Go through the listing below and gather every line with the word "high".

* Begin Records to process *

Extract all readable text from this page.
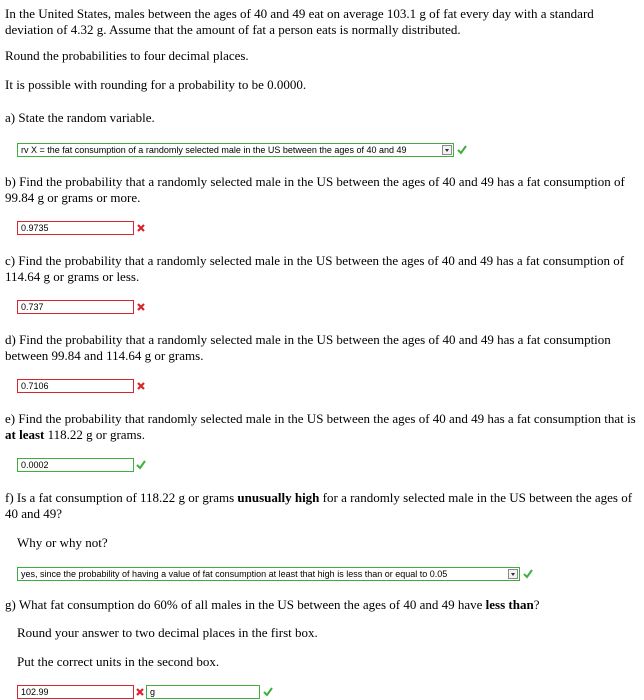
In the United States, males between the ages of 40 and 49 eat on average 103.1 g of fat every day with a standard deviation of 4.32 g. Assume that the amount of fat a person eats is normally distributed.

Round the probabilities to four decimal places.

It is possible with rounding for a probability to be 0.0000.

a) State the random variable.

rv X = the fat consumption of a randomly selected male in the US between the ages of 40 and 49

b) Find the probability that a randomly selected male in the US between the ages of 40 and 49 has a fat consumption of 99.84 g or grams or more.

0.9735

c) Find the probability that a randomly selected male in the US between the ages of 40 and 49 has a fat consumption of 114.64 g or grams or less.

0.737

d) Find the probability that a randomly selected male in the US between the ages of 40 and 49 has a fat consumption between 99.84 and 114.64 g or grams.

0.7106

e) Find the probability that randomly selected male in the US between the ages of 40 and 49 has a fat consumption that is at least 118.22 g or grams.

0.0002

f) Is a fat consumption of 118.22 g or grams unusually high for a randomly selected male in the US between the ages of 40 and 49?

Why or why not?

yes, since the probability of having a value of fat consumption at least that high is less than or equal to 0.05

g) What fat consumption do 60% of all males in the US between the ages of 40 and 49 have less than?

Round your answer to two decimal places in the first box.

Put the correct units in the second box.

102.99	g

* End Records to process *

> [Exercise result]:
f) Is a fat consumption of 118.22 g or grams unusually high for a randomly selected male in the US between the ages of 40 and 49?
yes, since the probability of having a value of fat consumption at least that high is less than or equal to 0.05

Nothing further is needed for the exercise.